— Start Provided data —
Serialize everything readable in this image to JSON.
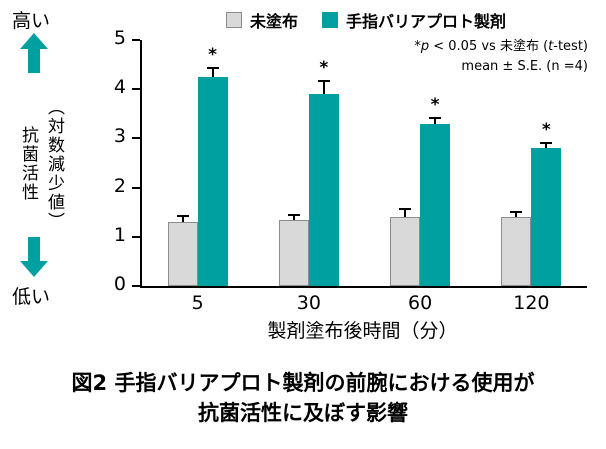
{
  "axis_left": {
    "high": "高い",
    "low": "低い"
  },
  "y_axis": {
    "label_main": "抗菌活性",
    "label_sub": "（対数減少値）"
  },
  "x_axis": {
    "label": "製剤塗布後時間（分）"
  },
  "annotation": {
    "sig": "*",
    "p": "p",
    "p_rest": " < 0.05 vs 未塗布 (",
    "t": "t",
    "t_rest": "-test)",
    "line2": "mean ± S.E. (n =4)"
  },
  "caption": {
    "line1": "図2 手指バリアプロト製剤の前腕における使用が",
    "line2": "抗菌活性に及ぼす影響"
  },
  "colors": {
    "arrow": "#00a0a0",
    "axis": "#000000"
  },
  "chart_data": {
    "type": "bar",
    "title": "",
    "categories": [
      "5",
      "30",
      "60",
      "120"
    ],
    "series": [
      {
        "name": "未塗布",
        "color": "#d9d9d9",
        "border": "#8c8c8c",
        "values": [
          1.3,
          1.35,
          1.4,
          1.4
        ],
        "errors": [
          0.15,
          0.12,
          0.18,
          0.12
        ],
        "sig": [
          false,
          false,
          false,
          false
        ]
      },
      {
        "name": "手指バリアプロト製剤",
        "color": "#00a0a0",
        "border": "#00a0a0",
        "values": [
          4.25,
          3.9,
          3.3,
          2.8
        ],
        "errors": [
          0.2,
          0.28,
          0.15,
          0.12
        ],
        "sig": [
          true,
          true,
          true,
          true
        ]
      }
    ],
    "xlabel": "製剤塗布後時間（分）",
    "ylabel": "抗菌活性（対数減少値）",
    "ylim": [
      0,
      5
    ],
    "yticks": [
      0,
      1,
      2,
      3,
      4,
      5
    ],
    "grid": false,
    "legend_position": "top",
    "sig_marker": "*"
  }
}
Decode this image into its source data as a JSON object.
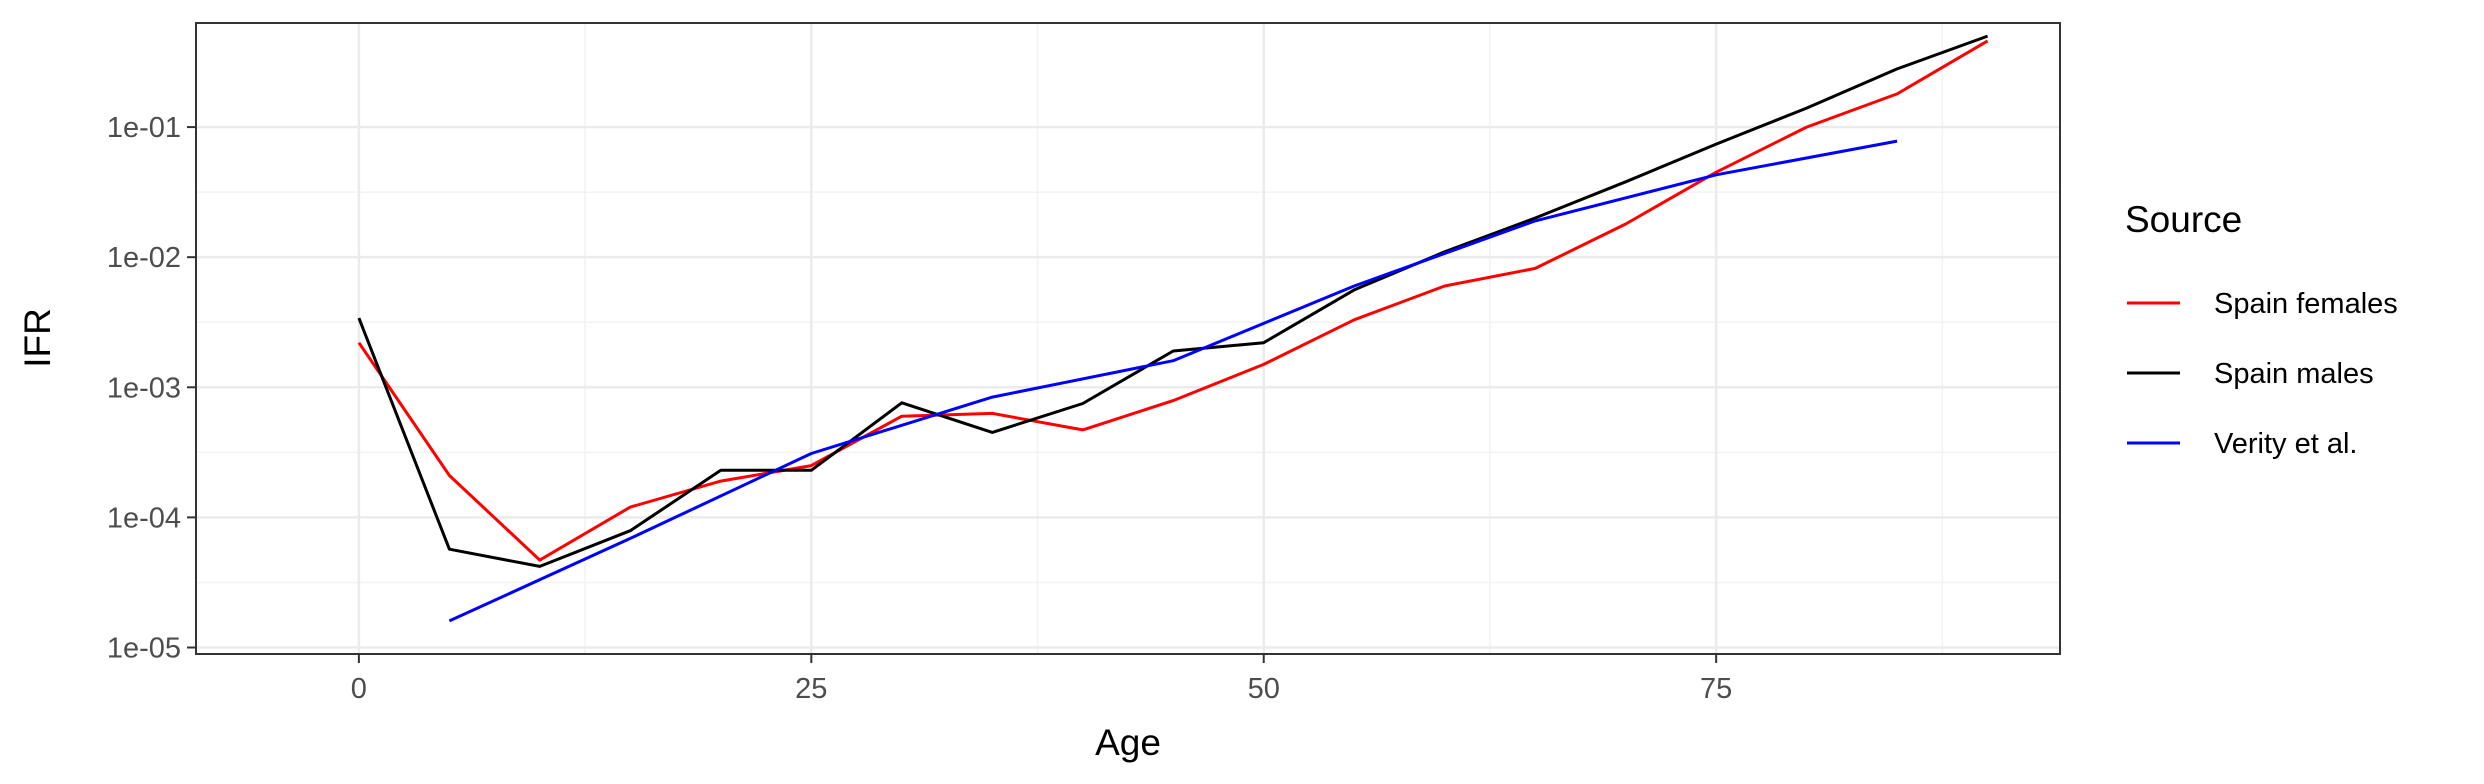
{
  "chart_data": {
    "type": "line",
    "xlabel": "Age",
    "ylabel": "IFR",
    "xlim": [
      -9,
      94
    ],
    "ylim_log10": [
      -5.05,
      -0.2
    ],
    "y_scale": "log",
    "x_ticks": [
      0,
      25,
      50,
      75
    ],
    "x_tick_labels": [
      "0",
      "25",
      "50",
      "75"
    ],
    "y_ticks": [
      1e-05,
      0.0001,
      0.001,
      0.01,
      0.1
    ],
    "y_tick_labels": [
      "1e-05",
      "1e-04",
      "1e-03",
      "1e-02",
      "1e-01"
    ],
    "grid": true,
    "legend": {
      "title": "Source",
      "position": "right"
    },
    "series": [
      {
        "name": "Spain females",
        "color": "#ff0000",
        "x": [
          0,
          5,
          10,
          15,
          20,
          25,
          30,
          35,
          40,
          45,
          50,
          55,
          60,
          65,
          70,
          75,
          80,
          85,
          90
        ],
        "y": [
          0.0022,
          0.00021,
          4.7e-05,
          0.00012,
          0.00019,
          0.00025,
          0.0006,
          0.00063,
          0.00047,
          0.00079,
          0.0015,
          0.0033,
          0.006,
          0.0082,
          0.018,
          0.045,
          0.1,
          0.18,
          0.46
        ]
      },
      {
        "name": "Spain males",
        "color": "#000000",
        "x": [
          0,
          5,
          10,
          15,
          20,
          25,
          30,
          35,
          40,
          45,
          50,
          55,
          60,
          65,
          70,
          75,
          80,
          85,
          90
        ],
        "y": [
          0.0034,
          5.7e-05,
          4.2e-05,
          7.9e-05,
          0.00023,
          0.00023,
          0.00076,
          0.00045,
          0.00075,
          0.0019,
          0.0022,
          0.0056,
          0.011,
          0.02,
          0.038,
          0.074,
          0.14,
          0.28,
          0.5
        ]
      },
      {
        "name": "Verity et al.",
        "color": "#0000ff",
        "x": [
          5,
          15,
          25,
          35,
          45,
          55,
          65,
          75,
          85
        ],
        "y": [
          1.6e-05,
          6.9e-05,
          0.00031,
          0.00084,
          0.0016,
          0.006,
          0.019,
          0.043,
          0.078
        ]
      }
    ]
  }
}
— End Provided data —
[What is needed]
Return all lines containing "JSON".

[Exercise result]
Serialize everything readable in this image to JSON.
Decode this image into its source data as a JSON object.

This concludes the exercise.